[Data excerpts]

^^^^

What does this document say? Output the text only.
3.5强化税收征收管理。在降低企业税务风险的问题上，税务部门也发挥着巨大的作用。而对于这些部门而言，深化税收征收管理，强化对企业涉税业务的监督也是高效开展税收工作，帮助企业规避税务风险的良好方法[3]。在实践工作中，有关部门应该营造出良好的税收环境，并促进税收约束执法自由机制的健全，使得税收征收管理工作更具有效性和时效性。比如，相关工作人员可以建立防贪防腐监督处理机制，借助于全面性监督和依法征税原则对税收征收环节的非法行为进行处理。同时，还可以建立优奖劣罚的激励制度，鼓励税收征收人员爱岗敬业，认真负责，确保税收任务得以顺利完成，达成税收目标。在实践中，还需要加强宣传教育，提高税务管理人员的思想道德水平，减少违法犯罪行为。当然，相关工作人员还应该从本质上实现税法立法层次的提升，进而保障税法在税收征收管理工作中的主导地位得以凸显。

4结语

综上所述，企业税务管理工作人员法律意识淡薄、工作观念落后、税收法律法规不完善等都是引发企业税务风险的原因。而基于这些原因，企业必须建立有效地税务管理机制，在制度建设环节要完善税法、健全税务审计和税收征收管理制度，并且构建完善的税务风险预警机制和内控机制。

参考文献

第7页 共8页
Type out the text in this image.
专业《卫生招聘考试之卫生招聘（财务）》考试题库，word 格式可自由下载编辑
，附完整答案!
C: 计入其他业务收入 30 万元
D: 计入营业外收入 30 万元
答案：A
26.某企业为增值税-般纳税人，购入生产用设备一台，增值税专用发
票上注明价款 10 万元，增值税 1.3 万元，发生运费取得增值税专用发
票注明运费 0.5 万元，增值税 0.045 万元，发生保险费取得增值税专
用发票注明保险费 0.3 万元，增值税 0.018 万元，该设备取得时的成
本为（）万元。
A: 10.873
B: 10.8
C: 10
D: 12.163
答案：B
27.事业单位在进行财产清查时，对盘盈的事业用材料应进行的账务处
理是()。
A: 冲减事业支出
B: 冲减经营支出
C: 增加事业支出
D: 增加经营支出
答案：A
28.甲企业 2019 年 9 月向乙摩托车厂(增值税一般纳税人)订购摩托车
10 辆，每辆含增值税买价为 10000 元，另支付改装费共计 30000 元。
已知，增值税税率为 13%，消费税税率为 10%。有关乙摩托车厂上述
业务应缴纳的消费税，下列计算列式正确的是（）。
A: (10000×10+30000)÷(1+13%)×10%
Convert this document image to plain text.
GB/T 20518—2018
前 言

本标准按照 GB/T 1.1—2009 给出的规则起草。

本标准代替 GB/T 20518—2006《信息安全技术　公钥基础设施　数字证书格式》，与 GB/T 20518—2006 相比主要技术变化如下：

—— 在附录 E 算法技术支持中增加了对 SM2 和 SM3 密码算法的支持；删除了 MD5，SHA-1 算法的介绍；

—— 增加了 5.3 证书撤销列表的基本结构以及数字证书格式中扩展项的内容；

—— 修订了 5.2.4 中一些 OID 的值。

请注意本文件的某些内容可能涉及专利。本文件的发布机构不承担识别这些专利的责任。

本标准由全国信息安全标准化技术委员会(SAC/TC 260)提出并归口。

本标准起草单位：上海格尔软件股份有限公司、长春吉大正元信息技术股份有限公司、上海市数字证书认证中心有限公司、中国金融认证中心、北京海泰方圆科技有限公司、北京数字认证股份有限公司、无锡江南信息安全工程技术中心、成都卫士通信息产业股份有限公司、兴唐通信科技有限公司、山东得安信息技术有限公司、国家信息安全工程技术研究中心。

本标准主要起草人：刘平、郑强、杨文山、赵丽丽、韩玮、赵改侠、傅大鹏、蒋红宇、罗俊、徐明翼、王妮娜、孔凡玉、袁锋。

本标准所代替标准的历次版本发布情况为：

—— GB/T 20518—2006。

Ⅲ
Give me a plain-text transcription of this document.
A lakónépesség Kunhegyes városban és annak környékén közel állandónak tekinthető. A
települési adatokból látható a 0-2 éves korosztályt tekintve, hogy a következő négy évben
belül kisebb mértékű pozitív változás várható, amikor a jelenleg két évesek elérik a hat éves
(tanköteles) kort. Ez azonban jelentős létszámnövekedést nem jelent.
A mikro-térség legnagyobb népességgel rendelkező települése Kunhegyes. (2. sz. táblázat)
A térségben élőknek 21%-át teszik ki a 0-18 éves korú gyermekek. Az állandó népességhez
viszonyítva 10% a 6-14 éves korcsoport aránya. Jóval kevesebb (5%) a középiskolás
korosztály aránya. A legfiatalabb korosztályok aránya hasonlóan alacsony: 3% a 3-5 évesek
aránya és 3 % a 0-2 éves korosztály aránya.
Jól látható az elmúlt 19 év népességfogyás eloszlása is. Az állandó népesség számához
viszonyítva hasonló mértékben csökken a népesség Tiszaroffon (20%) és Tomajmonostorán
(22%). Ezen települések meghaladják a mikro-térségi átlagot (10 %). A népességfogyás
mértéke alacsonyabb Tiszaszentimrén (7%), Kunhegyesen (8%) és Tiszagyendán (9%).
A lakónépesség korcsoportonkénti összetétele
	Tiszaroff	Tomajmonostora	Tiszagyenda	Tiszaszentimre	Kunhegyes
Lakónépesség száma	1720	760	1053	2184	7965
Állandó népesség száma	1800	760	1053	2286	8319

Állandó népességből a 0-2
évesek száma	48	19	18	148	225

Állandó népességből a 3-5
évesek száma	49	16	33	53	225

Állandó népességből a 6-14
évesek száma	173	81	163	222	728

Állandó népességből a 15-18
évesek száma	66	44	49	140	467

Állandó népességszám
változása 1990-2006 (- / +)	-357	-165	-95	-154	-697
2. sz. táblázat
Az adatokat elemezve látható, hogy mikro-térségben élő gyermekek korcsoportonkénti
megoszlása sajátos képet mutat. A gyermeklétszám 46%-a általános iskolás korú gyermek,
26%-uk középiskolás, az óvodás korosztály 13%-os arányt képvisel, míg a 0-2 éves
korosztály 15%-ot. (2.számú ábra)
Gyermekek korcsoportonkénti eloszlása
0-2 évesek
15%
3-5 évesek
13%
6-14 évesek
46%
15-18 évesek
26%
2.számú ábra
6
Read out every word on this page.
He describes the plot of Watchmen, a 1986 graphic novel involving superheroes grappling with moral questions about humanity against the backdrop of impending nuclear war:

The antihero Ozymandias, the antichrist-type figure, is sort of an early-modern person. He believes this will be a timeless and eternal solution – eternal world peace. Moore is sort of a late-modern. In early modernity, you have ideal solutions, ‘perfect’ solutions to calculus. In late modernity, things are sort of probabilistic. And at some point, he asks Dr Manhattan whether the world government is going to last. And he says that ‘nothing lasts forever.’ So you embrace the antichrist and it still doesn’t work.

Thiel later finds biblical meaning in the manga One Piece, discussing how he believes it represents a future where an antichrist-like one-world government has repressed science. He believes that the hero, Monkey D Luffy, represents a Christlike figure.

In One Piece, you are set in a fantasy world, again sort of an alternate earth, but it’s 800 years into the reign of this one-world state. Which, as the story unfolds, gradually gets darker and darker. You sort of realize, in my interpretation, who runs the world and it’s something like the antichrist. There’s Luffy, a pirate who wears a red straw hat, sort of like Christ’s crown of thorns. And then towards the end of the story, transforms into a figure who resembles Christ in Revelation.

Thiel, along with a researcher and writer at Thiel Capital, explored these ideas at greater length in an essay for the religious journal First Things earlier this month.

^^^^

Your task is to reproduce all of the records exactly.

PROBLEM SOLUTION:
What does this document say? Output the text only.
3.5强化税收征收管理。在降低企业税务风险的问题上，税务部门也发挥着巨大的作用。而对于这些部门而言，深化税收征收管理，强化对企业涉税业务的监督也是高效开展税收工作，帮助企业规避税务风险的良好方法[3]。在实践工作中，有关部门应该营造出良好的税收环境，并促进税收约束执法自由机制的健全，使得税收征收管理工作更具有效性和时效性。比如，相关工作人员可以建立防贪防腐监督处理机制，借助于全面性监督和依法征税原则对税收征收环节的非法行为进行处理。同时，还可以建立优奖劣罚的激励制度，鼓励税收征收人员爱岗敬业，认真负责，确保税收任务得以顺利完成，达成税收目标。在实践中，还需要加强宣传教育，提高税务管理人员的思想道德水平，减少违法犯罪行为。当然，相关工作人员还应该从本质上实现税法立法层次的提升，进而保障税法在税收征收管理工作中的主导地位得以凸显。

4结语

综上所述，企业税务管理工作人员法律意识淡薄、工作观念落后、税收法律法规不完善等都是引发企业税务风险的原因。而基于这些原因，企业必须建立有效地税务管理机制，在制度建设环节要完善税法、健全税务审计和税收征收管理制度，并且构建完善的税务风险预警机制和内控机制。

参考文献

第7页 共8页
Type out the text in this image.
专业《卫生招聘考试之卫生招聘（财务）》考试题库，word 格式可自由下载编辑
，附完整答案!
C: 计入其他业务收入 30 万元
D: 计入营业外收入 30 万元
答案：A
26.某企业为增值税-般纳税人，购入生产用设备一台，增值税专用发
票上注明价款 10 万元，增值税 1.3 万元，发生运费取得增值税专用发
票注明运费 0.5 万元，增值税 0.045 万元，发生保险费取得增值税专
用发票注明保险费 0.3 万元，增值税 0.018 万元，该设备取得时的成
本为（）万元。
A: 10.873
B: 10.8
C: 10
D: 12.163
答案：B
27.事业单位在进行财产清查时，对盘盈的事业用材料应进行的账务处
理是()。
A: 冲减事业支出
B: 冲减经营支出
C: 增加事业支出
D: 增加经营支出
答案：A
28.甲企业 2019 年 9 月向乙摩托车厂(增值税一般纳税人)订购摩托车
10 辆，每辆含增值税买价为 10000 元，另支付改装费共计 30000 元。
已知，增值税税率为 13%，消费税税率为 10%。有关乙摩托车厂上述
业务应缴纳的消费税，下列计算列式正确的是（）。
A: (10000×10+30000)÷(1+13%)×10%
Convert this document image to plain text.
GB/T 20518—2018
前 言

本标准按照 GB/T 1.1—2009 给出的规则起草。

本标准代替 GB/T 20518—2006《信息安全技术　公钥基础设施　数字证书格式》，与 GB/T 20518—2006 相比主要技术变化如下：

—— 在附录 E 算法技术支持中增加了对 SM2 和 SM3 密码算法的支持；删除了 MD5，SHA-1 算法的介绍；

—— 增加了 5.3 证书撤销列表的基本结构以及数字证书格式中扩展项的内容；

—— 修订了 5.2.4 中一些 OID 的值。

请注意本文件的某些内容可能涉及专利。本文件的发布机构不承担识别这些专利的责任。

本标准由全国信息安全标准化技术委员会(SAC/TC 260)提出并归口。

本标准起草单位：上海格尔软件股份有限公司、长春吉大正元信息技术股份有限公司、上海市数字证书认证中心有限公司、中国金融认证中心、北京海泰方圆科技有限公司、北京数字认证股份有限公司、无锡江南信息安全工程技术中心、成都卫士通信息产业股份有限公司、兴唐通信科技有限公司、山东得安信息技术有限公司、国家信息安全工程技术研究中心。

本标准主要起草人：刘平、郑强、杨文山、赵丽丽、韩玮、赵改侠、傅大鹏、蒋红宇、罗俊、徐明翼、王妮娜、孔凡玉、袁锋。

本标准所代替标准的历次版本发布情况为：

—— GB/T 20518—2006。

Ⅲ
Give me a plain-text transcription of this document.
A lakónépesség Kunhegyes városban és annak környékén közel állandónak tekinthető. A
települési adatokból látható a 0-2 éves korosztályt tekintve, hogy a következő négy évben
belül kisebb mértékű pozitív változás várható, amikor a jelenleg két évesek elérik a hat éves
(tanköteles) kort. Ez azonban jelentős létszámnövekedést nem jelent.
A mikro-térség legnagyobb népességgel rendelkező települése Kunhegyes. (2. sz. táblázat)
A térségben élőknek 21%-át teszik ki a 0-18 éves korú gyermekek. Az állandó népességhez
viszonyítva 10% a 6-14 éves korcsoport aránya. Jóval kevesebb (5%) a középiskolás
korosztály aránya. A legfiatalabb korosztályok aránya hasonlóan alacsony: 3% a 3-5 évesek
aránya és 3 % a 0-2 éves korosztály aránya.
Jól látható az elmúlt 19 év népességfogyás eloszlása is. Az állandó népesség számához
viszonyítva hasonló mértékben csökken a népesség Tiszaroffon (20%) és Tomajmonostorán
(22%). Ezen települések meghaladják a mikro-térségi átlagot (10 %). A népességfogyás
mértéke alacsonyabb Tiszaszentimrén (7%), Kunhegyesen (8%) és Tiszagyendán (9%).
A lakónépesség korcsoportonkénti összetétele
	Tiszaroff	Tomajmonostora	Tiszagyenda	Tiszaszentimre	Kunhegyes
Lakónépesség száma	1720	760	1053	2184	7965
Állandó népesség száma	1800	760	1053	2286	8319

Állandó népességből a 0-2
évesek száma	48	19	18	148	225

Állandó népességből a 3-5
évesek száma	49	16	33	53	225

Állandó népességből a 6-14
évesek száma	173	81	163	222	728

Állandó népességből a 15-18
évesek száma	66	44	49	140	467

Állandó népességszám
változása 1990-2006 (- / +)	-357	-165	-95	-154	-697
2. sz. táblázat
Az adatokat elemezve látható, hogy mikro-térségben élő gyermekek korcsoportonkénti
megoszlása sajátos képet mutat. A gyermeklétszám 46%-a általános iskolás korú gyermek,
26%-uk középiskolás, az óvodás korosztály 13%-os arányt képvisel, míg a 0-2 éves
korosztály 15%-ot. (2.számú ábra)
Gyermekek korcsoportonkénti eloszlása
0-2 évesek
15%
3-5 évesek
13%
6-14 évesek
46%
15-18 évesek
26%
2.számú ábra
6
Read out every word on this page.
He describes the plot of Watchmen, a 1986 graphic novel involving superheroes grappling with moral questions about humanity against the backdrop of impending nuclear war:

The antihero Ozymandias, the antichrist-type figure, is sort of an early-modern person. He believes this will be a timeless and eternal solution – eternal world peace. Moore is sort of a late-modern. In early modernity, you have ideal solutions, ‘perfect’ solutions to calculus. In late modernity, things are sort of probabilistic. And at some point, he asks Dr Manhattan whether the world government is going to last. And he says that ‘nothing lasts forever.’ So you embrace the antichrist and it still doesn’t work.

Thiel later finds biblical meaning in the manga One Piece, discussing how he believes it represents a future where an antichrist-like one-world government has repressed science. He believes that the hero, Monkey D Luffy, represents a Christlike figure.

In One Piece, you are set in a fantasy world, again sort of an alternate earth, but it’s 800 years into the reign of this one-world state. Which, as the story unfolds, gradually gets darker and darker. You sort of realize, in my interpretation, who runs the world and it’s something like the antichrist. There’s Luffy, a pirate who wears a red straw hat, sort of like Christ’s crown of thorns. And then towards the end of the story, transforms into a figure who resembles Christ in Revelation.

Thiel, along with a researcher and writer at Thiel Capital, explored these ideas at greater length in an essay for the religious journal First Things earlier this month.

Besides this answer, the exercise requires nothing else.